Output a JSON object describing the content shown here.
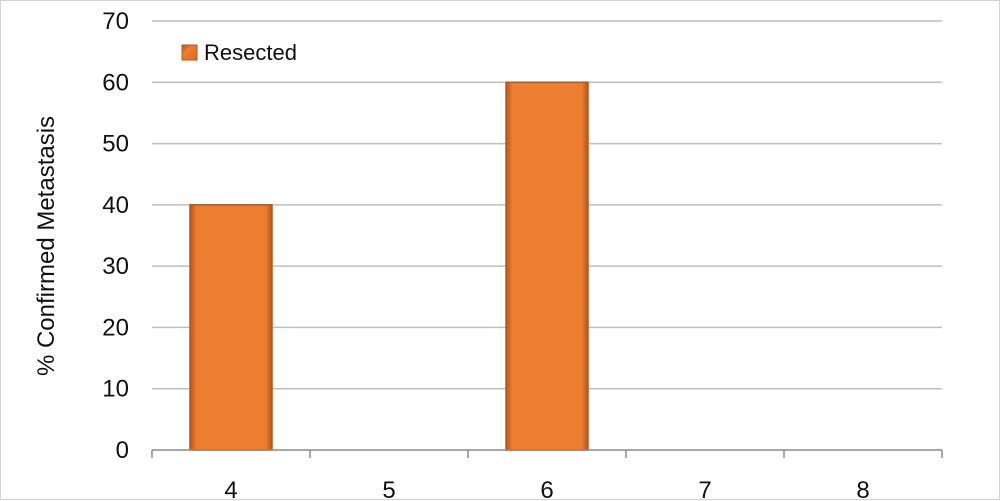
{
  "chart_data": {
    "type": "bar",
    "title": "",
    "xlabel": "",
    "ylabel": "% Confirmed Metastasis",
    "categories": [
      "4",
      "5",
      "6",
      "7",
      "8"
    ],
    "series": [
      {
        "name": "Resected",
        "values": [
          40,
          0,
          60,
          0,
          0
        ]
      }
    ],
    "ylim": [
      0,
      70
    ],
    "yticks": [
      "0",
      "10",
      "20",
      "30",
      "40",
      "50",
      "60",
      "70"
    ],
    "grid": true,
    "legend": "top-left",
    "colors": {
      "bar_fill": "#ed7d31",
      "bar_stroke": "#b4571f",
      "grid": "#bfbfbf",
      "axis": "#8c8c8c",
      "text": "#111111"
    }
  }
}
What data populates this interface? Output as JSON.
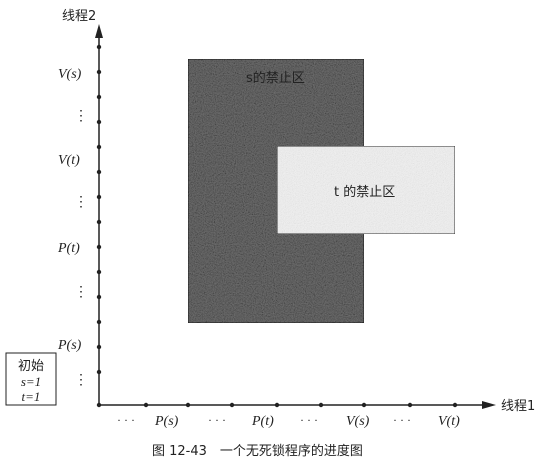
{
  "axes": {
    "y_label": "线程2",
    "x_label": "线程1",
    "y_ticks": [
      "V(s)",
      "⋮",
      "V(t)",
      "⋮",
      "P(t)",
      "⋮",
      "P(s)",
      "⋮"
    ],
    "x_ticks": [
      "· · ·",
      "P(s)",
      "· · ·",
      "P(t)",
      "· · ·",
      "V(s)",
      "· · ·",
      "V(t)"
    ]
  },
  "regions": {
    "s_forbidden": "s的禁止区",
    "t_forbidden": "t 的禁止区"
  },
  "initial_box": {
    "title": "初始",
    "line1": "s=1",
    "line2": "t=1"
  },
  "caption": "图 12-43　一个无死锁程序的进度图",
  "colors": {
    "s_region": "#6f6f6f",
    "t_region": "#f2f2f2",
    "axis": "#222222"
  }
}
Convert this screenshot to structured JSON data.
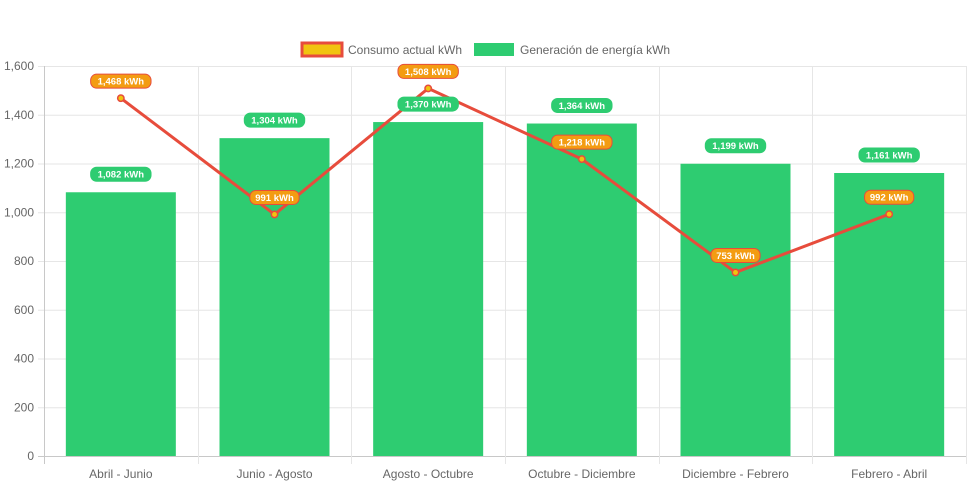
{
  "chart_data": {
    "type": "bar",
    "categories": [
      "Abril - Junio",
      "Junio - Agosto",
      "Agosto - Octubre",
      "Octubre - Diciembre",
      "Diciembre - Febrero",
      "Febrero - Abril"
    ],
    "series": [
      {
        "name": "Consumo actual kWh",
        "type": "line",
        "values": [
          1468,
          991,
          1508,
          1218,
          753,
          992
        ],
        "labels": [
          "1,468 kWh",
          "991 kWh",
          "1,508 kWh",
          "1,218 kWh",
          "753 kWh",
          "992 kWh"
        ],
        "color": "#e74c3c",
        "fill_color": "#f1c40f",
        "badge_color": "#f39c12"
      },
      {
        "name": "Generación de energía kWh",
        "type": "bar",
        "values": [
          1082,
          1304,
          1370,
          1364,
          1199,
          1161
        ],
        "labels": [
          "1,082 kWh",
          "1,304 kWh",
          "1,370 kWh",
          "1,364 kWh",
          "1,199 kWh",
          "1,161 kWh"
        ],
        "color": "#2ecc71"
      }
    ],
    "ylim": [
      0,
      1600
    ],
    "yticks": [
      0,
      200,
      400,
      600,
      800,
      1000,
      1200,
      1400,
      1600
    ],
    "ytick_labels": [
      "0",
      "200",
      "400",
      "600",
      "800",
      "1,000",
      "1,200",
      "1,400",
      "1,600"
    ],
    "legend_position": "top-center",
    "grid": true,
    "title": "",
    "xlabel": "",
    "ylabel": ""
  }
}
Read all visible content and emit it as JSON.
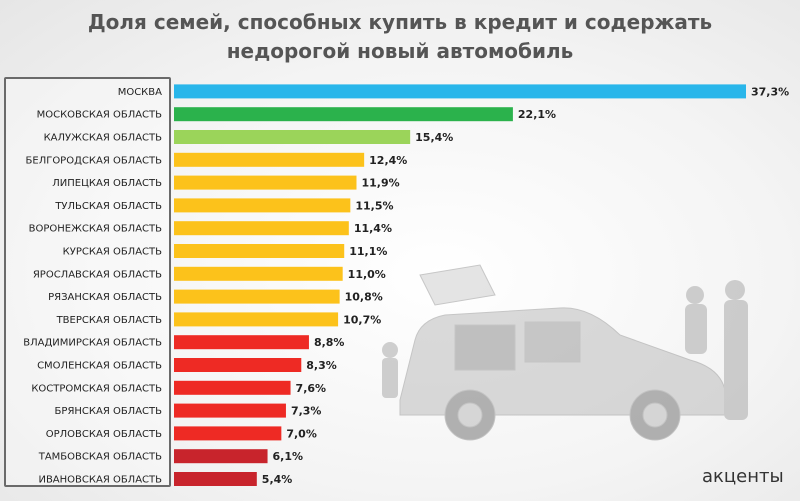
{
  "title": {
    "line1": "Доля семей, способных купить в кредит и содержать",
    "line2": "недорогой новый автомобиль"
  },
  "logo": {
    "text": "акценты"
  },
  "colors": {
    "blue": "#29b6ea",
    "green": "#2bb24c",
    "light_green": "#9bd45a",
    "yellow": "#fcc21b",
    "red": "#ee2a24",
    "dark_red": "#c8242c"
  },
  "chart_data": {
    "type": "bar",
    "orientation": "horizontal",
    "categories": [
      "МОСКВА",
      "МОСКОВСКАЯ ОБЛАСТЬ",
      "КАЛУЖСКАЯ ОБЛАСТЬ",
      "БЕЛГОРОДСКАЯ ОБЛАСТЬ",
      "ЛИПЕЦКАЯ ОБЛАСТЬ",
      "ТУЛЬСКАЯ ОБЛАСТЬ",
      "ВОРОНЕЖСКАЯ ОБЛАСТЬ",
      "КУРСКАЯ ОБЛАСТЬ",
      "ЯРОСЛАВСКАЯ ОБЛАСТЬ",
      "РЯЗАНСКАЯ ОБЛАСТЬ",
      "ТВЕРСКАЯ ОБЛАСТЬ",
      "ВЛАДИМИРСКАЯ ОБЛАСТЬ",
      "СМОЛЕНСКАЯ ОБЛАСТЬ",
      "КОСТРОМСКАЯ ОБЛАСТЬ",
      "БРЯНСКАЯ ОБЛАСТЬ",
      "ОРЛОВСКАЯ ОБЛАСТЬ",
      "ТАМБОВСКАЯ ОБЛАСТЬ",
      "ИВАНОВСКАЯ ОБЛАСТЬ"
    ],
    "values": [
      37.3,
      22.1,
      15.4,
      12.4,
      11.9,
      11.5,
      11.4,
      11.1,
      11.0,
      10.8,
      10.7,
      8.8,
      8.3,
      7.6,
      7.3,
      7.0,
      6.1,
      5.4
    ],
    "value_labels": [
      "37,3%",
      "22,1%",
      "15,4%",
      "12,4%",
      "11,9%",
      "11,5%",
      "11,4%",
      "11,1%",
      "11,0%",
      "10,8%",
      "10,7%",
      "8,8%",
      "8,3%",
      "7,6%",
      "7,3%",
      "7,0%",
      "6,1%",
      "5,4%"
    ],
    "bar_colors": [
      "#29b6ea",
      "#2bb24c",
      "#9bd45a",
      "#fcc21b",
      "#fcc21b",
      "#fcc21b",
      "#fcc21b",
      "#fcc21b",
      "#fcc21b",
      "#fcc21b",
      "#fcc21b",
      "#ee2a24",
      "#ee2a24",
      "#ee2a24",
      "#ee2a24",
      "#ee2a24",
      "#c8242c",
      "#c8242c"
    ],
    "unit": "%",
    "xlim": [
      0,
      37.3
    ],
    "grid": false,
    "legend": "none"
  }
}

WORK TO DO:
Transcribe each entry above exactly, apart from the pictures.

ANSWER TO THIS PROBLEM:
Output a JSON object describing the content shown here.
{
  "chart_data": {
    "type": "bar",
    "title": "",
    "xlabel": "",
    "ylabel": "% Confirmed Metastasis",
    "categories": [
      "4",
      "5",
      "6",
      "7",
      "8"
    ],
    "series": [
      {
        "name": "Resected",
        "values": [
          40,
          0,
          60,
          0,
          0
        ]
      }
    ],
    "ylim": [
      0,
      70
    ],
    "yticks": [
      "0",
      "10",
      "20",
      "30",
      "40",
      "50",
      "60",
      "70"
    ],
    "grid": true,
    "legend": "top-left",
    "colors": {
      "bar_fill": "#ed7d31",
      "bar_stroke": "#b4571f",
      "grid": "#bfbfbf",
      "axis": "#8c8c8c",
      "text": "#111111"
    }
  }
}
What data populates this interface? Output as JSON.
{
  "axes": {
    "y_label": "线程2",
    "x_label": "线程1",
    "y_ticks": [
      "V(s)",
      "⋮",
      "V(t)",
      "⋮",
      "P(t)",
      "⋮",
      "P(s)",
      "⋮"
    ],
    "x_ticks": [
      "· · ·",
      "P(s)",
      "· · ·",
      "P(t)",
      "· · ·",
      "V(s)",
      "· · ·",
      "V(t)"
    ]
  },
  "regions": {
    "s_forbidden": "s的禁止区",
    "t_forbidden": "t 的禁止区"
  },
  "initial_box": {
    "title": "初始",
    "line1": "s=1",
    "line2": "t=1"
  },
  "caption": "图 12-43　一个无死锁程序的进度图",
  "colors": {
    "s_region": "#6f6f6f",
    "t_region": "#f2f2f2",
    "axis": "#222222"
  }
}
Convert this screenshot to structured JSON data.
{
  "chart_data": {
    "type": "bar",
    "categories": [
      "Abril - Junio",
      "Junio - Agosto",
      "Agosto - Octubre",
      "Octubre - Diciembre",
      "Diciembre - Febrero",
      "Febrero - Abril"
    ],
    "series": [
      {
        "name": "Consumo actual kWh",
        "type": "line",
        "values": [
          1468,
          991,
          1508,
          1218,
          753,
          992
        ],
        "labels": [
          "1,468 kWh",
          "991 kWh",
          "1,508 kWh",
          "1,218 kWh",
          "753 kWh",
          "992 kWh"
        ],
        "color": "#e74c3c",
        "fill_color": "#f1c40f",
        "badge_color": "#f39c12"
      },
      {
        "name": "Generación de energía kWh",
        "type": "bar",
        "values": [
          1082,
          1304,
          1370,
          1364,
          1199,
          1161
        ],
        "labels": [
          "1,082 kWh",
          "1,304 kWh",
          "1,370 kWh",
          "1,364 kWh",
          "1,199 kWh",
          "1,161 kWh"
        ],
        "color": "#2ecc71"
      }
    ],
    "ylim": [
      0,
      1600
    ],
    "yticks": [
      0,
      200,
      400,
      600,
      800,
      1000,
      1200,
      1400,
      1600
    ],
    "ytick_labels": [
      "0",
      "200",
      "400",
      "600",
      "800",
      "1,000",
      "1,200",
      "1,400",
      "1,600"
    ],
    "legend_position": "top-center",
    "grid": true,
    "title": "",
    "xlabel": "",
    "ylabel": ""
  }
}
Read all visible content and emit it as JSON.
{
  "title": {
    "line1": "Доля семей, способных купить в кредит и содержать",
    "line2": "недорогой новый автомобиль"
  },
  "logo": {
    "text": "акценты"
  },
  "colors": {
    "blue": "#29b6ea",
    "green": "#2bb24c",
    "light_green": "#9bd45a",
    "yellow": "#fcc21b",
    "red": "#ee2a24",
    "dark_red": "#c8242c"
  },
  "chart_data": {
    "type": "bar",
    "orientation": "horizontal",
    "categories": [
      "МОСКВА",
      "МОСКОВСКАЯ ОБЛАСТЬ",
      "КАЛУЖСКАЯ ОБЛАСТЬ",
      "БЕЛГОРОДСКАЯ ОБЛАСТЬ",
      "ЛИПЕЦКАЯ ОБЛАСТЬ",
      "ТУЛЬСКАЯ ОБЛАСТЬ",
      "ВОРОНЕЖСКАЯ ОБЛАСТЬ",
      "КУРСКАЯ ОБЛАСТЬ",
      "ЯРОСЛАВСКАЯ ОБЛАСТЬ",
      "РЯЗАНСКАЯ ОБЛАСТЬ",
      "ТВЕРСКАЯ ОБЛАСТЬ",
      "ВЛАДИМИРСКАЯ ОБЛАСТЬ",
      "СМОЛЕНСКАЯ ОБЛАСТЬ",
      "КОСТРОМСКАЯ ОБЛАСТЬ",
      "БРЯНСКАЯ ОБЛАСТЬ",
      "ОРЛОВСКАЯ ОБЛАСТЬ",
      "ТАМБОВСКАЯ ОБЛАСТЬ",
      "ИВАНОВСКАЯ ОБЛАСТЬ"
    ],
    "values": [
      37.3,
      22.1,
      15.4,
      12.4,
      11.9,
      11.5,
      11.4,
      11.1,
      11.0,
      10.8,
      10.7,
      8.8,
      8.3,
      7.6,
      7.3,
      7.0,
      6.1,
      5.4
    ],
    "value_labels": [
      "37,3%",
      "22,1%",
      "15,4%",
      "12,4%",
      "11,9%",
      "11,5%",
      "11,4%",
      "11,1%",
      "11,0%",
      "10,8%",
      "10,7%",
      "8,8%",
      "8,3%",
      "7,6%",
      "7,3%",
      "7,0%",
      "6,1%",
      "5,4%"
    ],
    "bar_colors": [
      "#29b6ea",
      "#2bb24c",
      "#9bd45a",
      "#fcc21b",
      "#fcc21b",
      "#fcc21b",
      "#fcc21b",
      "#fcc21b",
      "#fcc21b",
      "#fcc21b",
      "#fcc21b",
      "#ee2a24",
      "#ee2a24",
      "#ee2a24",
      "#ee2a24",
      "#ee2a24",
      "#c8242c",
      "#c8242c"
    ],
    "unit": "%",
    "xlim": [
      0,
      37.3
    ],
    "grid": false,
    "legend": "none"
  }
}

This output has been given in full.